Goal: Copy each line exactly.

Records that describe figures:
—————

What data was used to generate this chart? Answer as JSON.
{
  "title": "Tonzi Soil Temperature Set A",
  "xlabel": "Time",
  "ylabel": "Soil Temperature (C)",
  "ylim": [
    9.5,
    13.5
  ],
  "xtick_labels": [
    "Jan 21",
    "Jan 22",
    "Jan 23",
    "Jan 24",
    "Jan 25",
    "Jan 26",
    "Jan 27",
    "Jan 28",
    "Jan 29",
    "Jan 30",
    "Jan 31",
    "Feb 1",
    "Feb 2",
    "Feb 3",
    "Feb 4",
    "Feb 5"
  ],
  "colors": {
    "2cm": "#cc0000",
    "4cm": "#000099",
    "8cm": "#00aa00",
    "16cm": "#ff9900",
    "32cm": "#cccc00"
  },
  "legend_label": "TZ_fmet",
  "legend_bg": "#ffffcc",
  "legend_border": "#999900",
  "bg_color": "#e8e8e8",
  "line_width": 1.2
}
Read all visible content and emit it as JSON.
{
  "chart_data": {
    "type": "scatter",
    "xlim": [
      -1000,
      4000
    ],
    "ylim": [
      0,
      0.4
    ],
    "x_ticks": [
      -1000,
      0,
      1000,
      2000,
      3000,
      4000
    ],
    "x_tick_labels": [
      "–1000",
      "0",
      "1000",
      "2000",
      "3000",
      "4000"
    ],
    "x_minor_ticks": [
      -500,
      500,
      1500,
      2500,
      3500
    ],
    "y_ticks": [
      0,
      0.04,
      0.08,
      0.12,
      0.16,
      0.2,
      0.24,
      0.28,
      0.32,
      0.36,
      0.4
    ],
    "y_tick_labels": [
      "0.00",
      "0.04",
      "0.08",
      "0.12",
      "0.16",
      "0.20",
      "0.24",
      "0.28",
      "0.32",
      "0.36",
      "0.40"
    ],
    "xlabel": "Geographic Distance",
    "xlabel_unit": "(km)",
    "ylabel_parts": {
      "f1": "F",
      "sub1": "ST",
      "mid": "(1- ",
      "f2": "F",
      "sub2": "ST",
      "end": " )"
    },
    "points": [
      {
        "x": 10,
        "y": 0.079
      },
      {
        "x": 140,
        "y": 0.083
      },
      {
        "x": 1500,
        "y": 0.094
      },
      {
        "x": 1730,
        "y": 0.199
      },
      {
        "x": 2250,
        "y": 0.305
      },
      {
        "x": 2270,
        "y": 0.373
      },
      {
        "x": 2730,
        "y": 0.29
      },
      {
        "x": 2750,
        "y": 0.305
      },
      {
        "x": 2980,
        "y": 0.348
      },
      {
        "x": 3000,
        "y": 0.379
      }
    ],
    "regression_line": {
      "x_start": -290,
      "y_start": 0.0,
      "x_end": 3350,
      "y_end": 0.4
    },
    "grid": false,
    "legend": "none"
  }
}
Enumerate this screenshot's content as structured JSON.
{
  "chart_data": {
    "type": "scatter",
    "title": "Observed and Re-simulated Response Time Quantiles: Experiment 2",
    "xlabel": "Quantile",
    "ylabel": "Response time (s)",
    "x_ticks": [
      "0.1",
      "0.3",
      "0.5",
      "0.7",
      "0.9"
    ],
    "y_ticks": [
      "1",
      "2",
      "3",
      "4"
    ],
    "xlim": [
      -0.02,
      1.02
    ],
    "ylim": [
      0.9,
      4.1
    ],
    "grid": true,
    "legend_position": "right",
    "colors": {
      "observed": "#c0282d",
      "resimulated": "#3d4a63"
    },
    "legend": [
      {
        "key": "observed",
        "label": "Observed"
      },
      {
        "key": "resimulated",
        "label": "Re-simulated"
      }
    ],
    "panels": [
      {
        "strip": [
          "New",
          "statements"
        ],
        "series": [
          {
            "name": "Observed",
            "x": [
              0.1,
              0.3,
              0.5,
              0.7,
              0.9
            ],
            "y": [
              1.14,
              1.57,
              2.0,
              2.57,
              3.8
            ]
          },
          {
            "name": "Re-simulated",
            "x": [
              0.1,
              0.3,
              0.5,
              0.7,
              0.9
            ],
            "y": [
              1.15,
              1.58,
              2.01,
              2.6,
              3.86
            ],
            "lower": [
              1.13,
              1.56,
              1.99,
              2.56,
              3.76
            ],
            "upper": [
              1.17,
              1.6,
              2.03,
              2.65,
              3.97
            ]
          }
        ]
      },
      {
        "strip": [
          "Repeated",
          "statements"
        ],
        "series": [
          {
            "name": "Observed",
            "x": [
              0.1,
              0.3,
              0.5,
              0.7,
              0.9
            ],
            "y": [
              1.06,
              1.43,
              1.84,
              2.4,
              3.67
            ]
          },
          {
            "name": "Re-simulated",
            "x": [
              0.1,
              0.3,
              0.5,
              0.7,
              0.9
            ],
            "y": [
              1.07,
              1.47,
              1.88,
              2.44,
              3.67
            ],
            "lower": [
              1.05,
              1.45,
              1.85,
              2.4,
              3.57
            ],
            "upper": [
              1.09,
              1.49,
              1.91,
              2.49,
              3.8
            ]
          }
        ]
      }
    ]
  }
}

—————

In response:
What data was used to generate this chart? Answer as JSON.
{
  "title": "Tonzi Soil Temperature Set A",
  "xlabel": "Time",
  "ylabel": "Soil Temperature (C)",
  "ylim": [
    9.5,
    13.5
  ],
  "xtick_labels": [
    "Jan 21",
    "Jan 22",
    "Jan 23",
    "Jan 24",
    "Jan 25",
    "Jan 26",
    "Jan 27",
    "Jan 28",
    "Jan 29",
    "Jan 30",
    "Jan 31",
    "Feb 1",
    "Feb 2",
    "Feb 3",
    "Feb 4",
    "Feb 5"
  ],
  "colors": {
    "2cm": "#cc0000",
    "4cm": "#000099",
    "8cm": "#00aa00",
    "16cm": "#ff9900",
    "32cm": "#cccc00"
  },
  "legend_label": "TZ_fmet",
  "legend_bg": "#ffffcc",
  "legend_border": "#999900",
  "bg_color": "#e8e8e8",
  "line_width": 1.2
}
Read all visible content and emit it as JSON.
{
  "chart_data": {
    "type": "scatter",
    "xlim": [
      -1000,
      4000
    ],
    "ylim": [
      0,
      0.4
    ],
    "x_ticks": [
      -1000,
      0,
      1000,
      2000,
      3000,
      4000
    ],
    "x_tick_labels": [
      "–1000",
      "0",
      "1000",
      "2000",
      "3000",
      "4000"
    ],
    "x_minor_ticks": [
      -500,
      500,
      1500,
      2500,
      3500
    ],
    "y_ticks": [
      0,
      0.04,
      0.08,
      0.12,
      0.16,
      0.2,
      0.24,
      0.28,
      0.32,
      0.36,
      0.4
    ],
    "y_tick_labels": [
      "0.00",
      "0.04",
      "0.08",
      "0.12",
      "0.16",
      "0.20",
      "0.24",
      "0.28",
      "0.32",
      "0.36",
      "0.40"
    ],
    "xlabel": "Geographic Distance",
    "xlabel_unit": "(km)",
    "ylabel_parts": {
      "f1": "F",
      "sub1": "ST",
      "mid": "(1- ",
      "f2": "F",
      "sub2": "ST",
      "end": " )"
    },
    "points": [
      {
        "x": 10,
        "y": 0.079
      },
      {
        "x": 140,
        "y": 0.083
      },
      {
        "x": 1500,
        "y": 0.094
      },
      {
        "x": 1730,
        "y": 0.199
      },
      {
        "x": 2250,
        "y": 0.305
      },
      {
        "x": 2270,
        "y": 0.373
      },
      {
        "x": 2730,
        "y": 0.29
      },
      {
        "x": 2750,
        "y": 0.305
      },
      {
        "x": 2980,
        "y": 0.348
      },
      {
        "x": 3000,
        "y": 0.379
      }
    ],
    "regression_line": {
      "x_start": -290,
      "y_start": 0.0,
      "x_end": 3350,
      "y_end": 0.4
    },
    "grid": false,
    "legend": "none"
  }
}
Enumerate this screenshot's content as structured JSON.
{
  "chart_data": {
    "type": "scatter",
    "title": "Observed and Re-simulated Response Time Quantiles: Experiment 2",
    "xlabel": "Quantile",
    "ylabel": "Response time (s)",
    "x_ticks": [
      "0.1",
      "0.3",
      "0.5",
      "0.7",
      "0.9"
    ],
    "y_ticks": [
      "1",
      "2",
      "3",
      "4"
    ],
    "xlim": [
      -0.02,
      1.02
    ],
    "ylim": [
      0.9,
      4.1
    ],
    "grid": true,
    "legend_position": "right",
    "colors": {
      "observed": "#c0282d",
      "resimulated": "#3d4a63"
    },
    "legend": [
      {
        "key": "observed",
        "label": "Observed"
      },
      {
        "key": "resimulated",
        "label": "Re-simulated"
      }
    ],
    "panels": [
      {
        "strip": [
          "New",
          "statements"
        ],
        "series": [
          {
            "name": "Observed",
            "x": [
              0.1,
              0.3,
              0.5,
              0.7,
              0.9
            ],
            "y": [
              1.14,
              1.57,
              2.0,
              2.57,
              3.8
            ]
          },
          {
            "name": "Re-simulated",
            "x": [
              0.1,
              0.3,
              0.5,
              0.7,
              0.9
            ],
            "y": [
              1.15,
              1.58,
              2.01,
              2.6,
              3.86
            ],
            "lower": [
              1.13,
              1.56,
              1.99,
              2.56,
              3.76
            ],
            "upper": [
              1.17,
              1.6,
              2.03,
              2.65,
              3.97
            ]
          }
        ]
      },
      {
        "strip": [
          "Repeated",
          "statements"
        ],
        "series": [
          {
            "name": "Observed",
            "x": [
              0.1,
              0.3,
              0.5,
              0.7,
              0.9
            ],
            "y": [
              1.06,
              1.43,
              1.84,
              2.4,
              3.67
            ]
          },
          {
            "name": "Re-simulated",
            "x": [
              0.1,
              0.3,
              0.5,
              0.7,
              0.9
            ],
            "y": [
              1.07,
              1.47,
              1.88,
              2.44,
              3.67
            ],
            "lower": [
              1.05,
              1.45,
              1.85,
              2.4,
              3.57
            ],
            "upper": [
              1.09,
              1.49,
              1.91,
              2.49,
              3.8
            ]
          }
        ]
      }
    ]
  }
}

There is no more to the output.